Set task => Counting only lines that hold "this", give the total and nothing more.

** BEGIN Listed entries **

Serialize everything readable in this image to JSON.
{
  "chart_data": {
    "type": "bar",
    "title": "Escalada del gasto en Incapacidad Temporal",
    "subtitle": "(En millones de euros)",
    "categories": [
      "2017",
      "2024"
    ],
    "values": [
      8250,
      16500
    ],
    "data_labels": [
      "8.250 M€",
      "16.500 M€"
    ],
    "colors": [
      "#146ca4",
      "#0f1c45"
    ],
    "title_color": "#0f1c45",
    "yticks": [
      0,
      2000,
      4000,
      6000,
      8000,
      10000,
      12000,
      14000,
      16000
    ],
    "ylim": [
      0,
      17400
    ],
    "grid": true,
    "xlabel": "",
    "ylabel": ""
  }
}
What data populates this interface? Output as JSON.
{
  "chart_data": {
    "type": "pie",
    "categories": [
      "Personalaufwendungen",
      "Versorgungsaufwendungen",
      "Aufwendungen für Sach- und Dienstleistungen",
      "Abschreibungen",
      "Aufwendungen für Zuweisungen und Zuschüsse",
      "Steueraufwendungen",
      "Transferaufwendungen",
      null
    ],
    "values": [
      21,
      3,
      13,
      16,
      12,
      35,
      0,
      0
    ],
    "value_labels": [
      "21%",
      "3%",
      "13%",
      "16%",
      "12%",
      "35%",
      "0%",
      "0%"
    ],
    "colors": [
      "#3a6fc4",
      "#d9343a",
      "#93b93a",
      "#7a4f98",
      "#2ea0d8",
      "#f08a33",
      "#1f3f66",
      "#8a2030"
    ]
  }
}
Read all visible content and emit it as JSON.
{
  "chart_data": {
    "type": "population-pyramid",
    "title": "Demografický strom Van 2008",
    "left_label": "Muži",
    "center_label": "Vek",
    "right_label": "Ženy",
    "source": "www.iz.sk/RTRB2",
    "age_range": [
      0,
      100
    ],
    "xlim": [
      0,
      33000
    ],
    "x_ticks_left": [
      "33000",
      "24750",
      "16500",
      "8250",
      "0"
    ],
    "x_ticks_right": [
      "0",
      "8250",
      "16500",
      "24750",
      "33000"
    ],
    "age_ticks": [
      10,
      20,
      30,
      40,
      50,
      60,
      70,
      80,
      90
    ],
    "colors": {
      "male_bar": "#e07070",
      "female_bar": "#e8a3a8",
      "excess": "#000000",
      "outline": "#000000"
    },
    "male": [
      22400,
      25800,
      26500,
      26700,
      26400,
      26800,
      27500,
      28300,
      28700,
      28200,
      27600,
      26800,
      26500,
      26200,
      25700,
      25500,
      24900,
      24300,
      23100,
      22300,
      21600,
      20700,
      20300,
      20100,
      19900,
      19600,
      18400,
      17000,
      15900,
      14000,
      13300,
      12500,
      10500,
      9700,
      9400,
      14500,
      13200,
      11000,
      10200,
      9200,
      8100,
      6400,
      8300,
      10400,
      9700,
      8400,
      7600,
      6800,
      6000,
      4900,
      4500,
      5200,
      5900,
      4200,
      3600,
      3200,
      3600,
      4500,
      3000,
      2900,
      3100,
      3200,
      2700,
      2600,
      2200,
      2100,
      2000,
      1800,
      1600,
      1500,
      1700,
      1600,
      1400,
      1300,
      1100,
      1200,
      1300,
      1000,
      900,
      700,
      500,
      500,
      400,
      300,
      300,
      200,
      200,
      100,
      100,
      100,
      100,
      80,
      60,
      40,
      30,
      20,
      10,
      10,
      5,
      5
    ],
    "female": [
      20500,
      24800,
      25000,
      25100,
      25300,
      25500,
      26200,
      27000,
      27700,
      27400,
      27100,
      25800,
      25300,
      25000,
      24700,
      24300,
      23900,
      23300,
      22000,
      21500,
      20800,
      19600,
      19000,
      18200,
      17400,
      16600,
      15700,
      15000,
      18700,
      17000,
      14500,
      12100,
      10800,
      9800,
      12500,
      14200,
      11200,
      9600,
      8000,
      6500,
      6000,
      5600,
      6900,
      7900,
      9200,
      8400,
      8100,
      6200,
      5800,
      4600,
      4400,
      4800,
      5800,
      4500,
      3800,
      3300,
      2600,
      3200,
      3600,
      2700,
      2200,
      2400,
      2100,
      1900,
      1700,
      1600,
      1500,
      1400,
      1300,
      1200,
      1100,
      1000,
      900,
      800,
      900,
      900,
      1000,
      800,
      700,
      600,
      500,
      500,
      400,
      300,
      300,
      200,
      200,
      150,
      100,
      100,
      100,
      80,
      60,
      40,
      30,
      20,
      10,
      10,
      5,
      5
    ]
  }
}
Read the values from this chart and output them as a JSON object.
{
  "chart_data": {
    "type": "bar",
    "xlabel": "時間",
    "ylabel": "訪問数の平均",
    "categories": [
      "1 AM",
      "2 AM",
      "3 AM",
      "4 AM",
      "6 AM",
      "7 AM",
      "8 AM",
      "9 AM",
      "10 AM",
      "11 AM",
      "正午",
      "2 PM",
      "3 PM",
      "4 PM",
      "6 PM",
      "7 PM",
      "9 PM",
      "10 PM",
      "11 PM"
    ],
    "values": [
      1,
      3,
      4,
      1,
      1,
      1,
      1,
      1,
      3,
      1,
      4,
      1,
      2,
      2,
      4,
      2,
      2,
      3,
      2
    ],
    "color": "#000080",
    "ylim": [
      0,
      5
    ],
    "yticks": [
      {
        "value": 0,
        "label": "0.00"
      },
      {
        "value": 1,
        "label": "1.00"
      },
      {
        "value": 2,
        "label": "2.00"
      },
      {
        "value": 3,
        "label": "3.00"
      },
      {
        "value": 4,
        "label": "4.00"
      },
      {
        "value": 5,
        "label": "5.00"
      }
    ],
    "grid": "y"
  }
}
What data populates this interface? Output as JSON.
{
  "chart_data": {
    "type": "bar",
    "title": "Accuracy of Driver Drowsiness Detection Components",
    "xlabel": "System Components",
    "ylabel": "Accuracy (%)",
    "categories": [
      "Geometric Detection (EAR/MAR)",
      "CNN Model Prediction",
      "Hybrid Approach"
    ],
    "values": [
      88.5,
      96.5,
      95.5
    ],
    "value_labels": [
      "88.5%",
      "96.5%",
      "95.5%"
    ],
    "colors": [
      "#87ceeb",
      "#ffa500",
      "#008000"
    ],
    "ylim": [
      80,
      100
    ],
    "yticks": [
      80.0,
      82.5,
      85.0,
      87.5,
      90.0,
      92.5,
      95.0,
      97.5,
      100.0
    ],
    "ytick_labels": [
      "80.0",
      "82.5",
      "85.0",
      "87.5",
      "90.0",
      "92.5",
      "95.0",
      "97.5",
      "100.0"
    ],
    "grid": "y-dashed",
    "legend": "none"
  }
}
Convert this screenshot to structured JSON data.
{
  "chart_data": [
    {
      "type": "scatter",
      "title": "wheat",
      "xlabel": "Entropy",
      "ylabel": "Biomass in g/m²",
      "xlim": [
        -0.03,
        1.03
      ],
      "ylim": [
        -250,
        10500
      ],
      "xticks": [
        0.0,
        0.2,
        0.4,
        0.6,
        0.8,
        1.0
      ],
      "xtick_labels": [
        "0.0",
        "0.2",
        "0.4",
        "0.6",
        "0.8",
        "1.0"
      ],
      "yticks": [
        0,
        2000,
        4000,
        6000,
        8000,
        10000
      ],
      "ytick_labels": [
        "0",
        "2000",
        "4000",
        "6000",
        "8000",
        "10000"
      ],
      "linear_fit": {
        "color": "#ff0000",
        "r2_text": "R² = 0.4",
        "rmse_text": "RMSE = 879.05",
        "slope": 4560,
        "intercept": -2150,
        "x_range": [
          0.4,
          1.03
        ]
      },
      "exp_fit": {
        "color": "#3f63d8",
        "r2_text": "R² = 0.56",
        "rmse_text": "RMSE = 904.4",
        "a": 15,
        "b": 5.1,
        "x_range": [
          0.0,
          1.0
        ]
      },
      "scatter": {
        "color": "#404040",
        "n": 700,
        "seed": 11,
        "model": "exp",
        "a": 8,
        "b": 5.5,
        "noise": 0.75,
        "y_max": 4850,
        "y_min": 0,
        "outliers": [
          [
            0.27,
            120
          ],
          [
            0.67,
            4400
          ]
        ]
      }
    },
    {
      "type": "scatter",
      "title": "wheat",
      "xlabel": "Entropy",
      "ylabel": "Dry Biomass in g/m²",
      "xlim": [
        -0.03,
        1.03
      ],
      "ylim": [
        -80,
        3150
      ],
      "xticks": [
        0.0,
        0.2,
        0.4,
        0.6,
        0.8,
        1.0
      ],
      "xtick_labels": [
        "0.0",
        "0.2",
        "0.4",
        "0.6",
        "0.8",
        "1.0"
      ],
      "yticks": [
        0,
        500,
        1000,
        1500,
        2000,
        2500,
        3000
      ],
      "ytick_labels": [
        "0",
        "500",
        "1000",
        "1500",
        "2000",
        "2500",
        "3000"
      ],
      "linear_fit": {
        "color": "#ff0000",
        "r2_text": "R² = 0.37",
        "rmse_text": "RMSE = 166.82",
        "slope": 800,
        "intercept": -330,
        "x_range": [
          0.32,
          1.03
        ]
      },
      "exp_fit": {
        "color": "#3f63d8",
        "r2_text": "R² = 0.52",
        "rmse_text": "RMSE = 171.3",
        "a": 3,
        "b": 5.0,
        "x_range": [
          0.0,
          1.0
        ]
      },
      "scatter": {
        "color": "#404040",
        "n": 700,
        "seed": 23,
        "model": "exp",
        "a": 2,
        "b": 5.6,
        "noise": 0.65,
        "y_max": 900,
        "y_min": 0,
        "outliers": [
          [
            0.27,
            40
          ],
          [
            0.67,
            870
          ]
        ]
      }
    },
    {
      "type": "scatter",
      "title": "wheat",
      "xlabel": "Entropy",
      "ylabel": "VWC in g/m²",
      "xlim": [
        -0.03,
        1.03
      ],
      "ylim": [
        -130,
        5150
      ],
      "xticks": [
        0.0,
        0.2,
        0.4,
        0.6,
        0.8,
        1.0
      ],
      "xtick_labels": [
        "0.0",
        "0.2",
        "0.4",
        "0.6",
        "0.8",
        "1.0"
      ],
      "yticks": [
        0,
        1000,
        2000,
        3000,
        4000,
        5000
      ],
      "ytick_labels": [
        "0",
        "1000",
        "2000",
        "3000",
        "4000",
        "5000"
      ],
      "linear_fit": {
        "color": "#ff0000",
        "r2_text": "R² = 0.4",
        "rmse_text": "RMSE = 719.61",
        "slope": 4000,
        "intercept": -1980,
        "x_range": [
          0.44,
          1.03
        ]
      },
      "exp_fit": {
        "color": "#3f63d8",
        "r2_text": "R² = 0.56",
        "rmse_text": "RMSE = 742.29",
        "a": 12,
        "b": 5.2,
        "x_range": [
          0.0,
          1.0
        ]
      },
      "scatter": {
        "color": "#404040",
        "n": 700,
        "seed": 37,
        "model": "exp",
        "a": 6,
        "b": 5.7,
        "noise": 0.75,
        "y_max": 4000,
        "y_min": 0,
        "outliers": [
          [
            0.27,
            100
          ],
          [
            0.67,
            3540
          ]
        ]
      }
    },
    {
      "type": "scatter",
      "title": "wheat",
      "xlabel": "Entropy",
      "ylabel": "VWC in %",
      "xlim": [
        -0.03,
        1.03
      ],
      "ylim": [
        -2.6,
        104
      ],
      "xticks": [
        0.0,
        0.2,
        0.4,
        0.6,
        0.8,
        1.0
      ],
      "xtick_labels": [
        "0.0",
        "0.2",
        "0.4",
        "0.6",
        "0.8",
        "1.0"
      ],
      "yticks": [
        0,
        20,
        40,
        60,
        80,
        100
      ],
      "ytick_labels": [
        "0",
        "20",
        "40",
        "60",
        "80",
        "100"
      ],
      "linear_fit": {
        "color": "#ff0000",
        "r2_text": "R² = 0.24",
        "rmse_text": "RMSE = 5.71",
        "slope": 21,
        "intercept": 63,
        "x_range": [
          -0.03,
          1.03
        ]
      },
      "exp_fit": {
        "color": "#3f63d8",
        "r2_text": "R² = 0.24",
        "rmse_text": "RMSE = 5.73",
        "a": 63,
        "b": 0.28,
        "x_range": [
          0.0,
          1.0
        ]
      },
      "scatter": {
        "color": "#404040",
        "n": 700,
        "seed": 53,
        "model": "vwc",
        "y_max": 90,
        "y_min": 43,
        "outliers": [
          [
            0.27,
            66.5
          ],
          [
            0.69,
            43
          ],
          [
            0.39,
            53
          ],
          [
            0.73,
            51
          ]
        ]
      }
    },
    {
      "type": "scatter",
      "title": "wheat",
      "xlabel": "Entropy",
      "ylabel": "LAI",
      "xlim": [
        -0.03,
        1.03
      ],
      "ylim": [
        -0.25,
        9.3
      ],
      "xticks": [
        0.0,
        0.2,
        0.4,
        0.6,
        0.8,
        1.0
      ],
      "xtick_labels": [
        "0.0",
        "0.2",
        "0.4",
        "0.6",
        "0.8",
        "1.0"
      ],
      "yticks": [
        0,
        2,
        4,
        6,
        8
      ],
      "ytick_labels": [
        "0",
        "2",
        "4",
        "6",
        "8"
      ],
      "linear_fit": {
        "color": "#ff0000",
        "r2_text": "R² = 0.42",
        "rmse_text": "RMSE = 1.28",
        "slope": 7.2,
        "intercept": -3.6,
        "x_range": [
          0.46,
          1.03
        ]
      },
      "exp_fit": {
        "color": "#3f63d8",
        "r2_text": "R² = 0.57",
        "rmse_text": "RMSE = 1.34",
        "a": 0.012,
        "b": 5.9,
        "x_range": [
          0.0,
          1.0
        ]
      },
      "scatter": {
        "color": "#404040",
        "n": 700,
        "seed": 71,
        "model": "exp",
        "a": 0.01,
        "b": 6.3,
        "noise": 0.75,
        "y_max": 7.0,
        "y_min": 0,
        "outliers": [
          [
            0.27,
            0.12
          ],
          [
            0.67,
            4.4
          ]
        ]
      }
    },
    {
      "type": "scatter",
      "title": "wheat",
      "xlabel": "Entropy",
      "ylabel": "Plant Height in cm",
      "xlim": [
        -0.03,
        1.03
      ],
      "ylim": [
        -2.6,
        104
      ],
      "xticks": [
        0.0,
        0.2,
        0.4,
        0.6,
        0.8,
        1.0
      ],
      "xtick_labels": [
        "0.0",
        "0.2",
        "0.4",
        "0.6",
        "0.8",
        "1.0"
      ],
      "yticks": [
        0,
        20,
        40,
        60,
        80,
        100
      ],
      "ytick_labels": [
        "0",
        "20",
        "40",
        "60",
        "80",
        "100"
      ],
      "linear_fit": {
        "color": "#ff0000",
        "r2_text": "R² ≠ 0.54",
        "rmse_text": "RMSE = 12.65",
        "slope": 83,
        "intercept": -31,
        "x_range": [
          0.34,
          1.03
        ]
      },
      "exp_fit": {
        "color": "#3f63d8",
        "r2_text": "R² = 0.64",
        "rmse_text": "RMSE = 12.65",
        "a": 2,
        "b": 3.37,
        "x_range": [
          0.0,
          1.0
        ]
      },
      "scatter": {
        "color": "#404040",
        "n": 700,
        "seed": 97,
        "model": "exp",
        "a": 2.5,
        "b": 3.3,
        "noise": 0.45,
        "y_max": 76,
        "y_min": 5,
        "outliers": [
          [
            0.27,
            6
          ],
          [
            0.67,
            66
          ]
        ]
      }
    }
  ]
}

** END Listed entries **

Complete answer => 5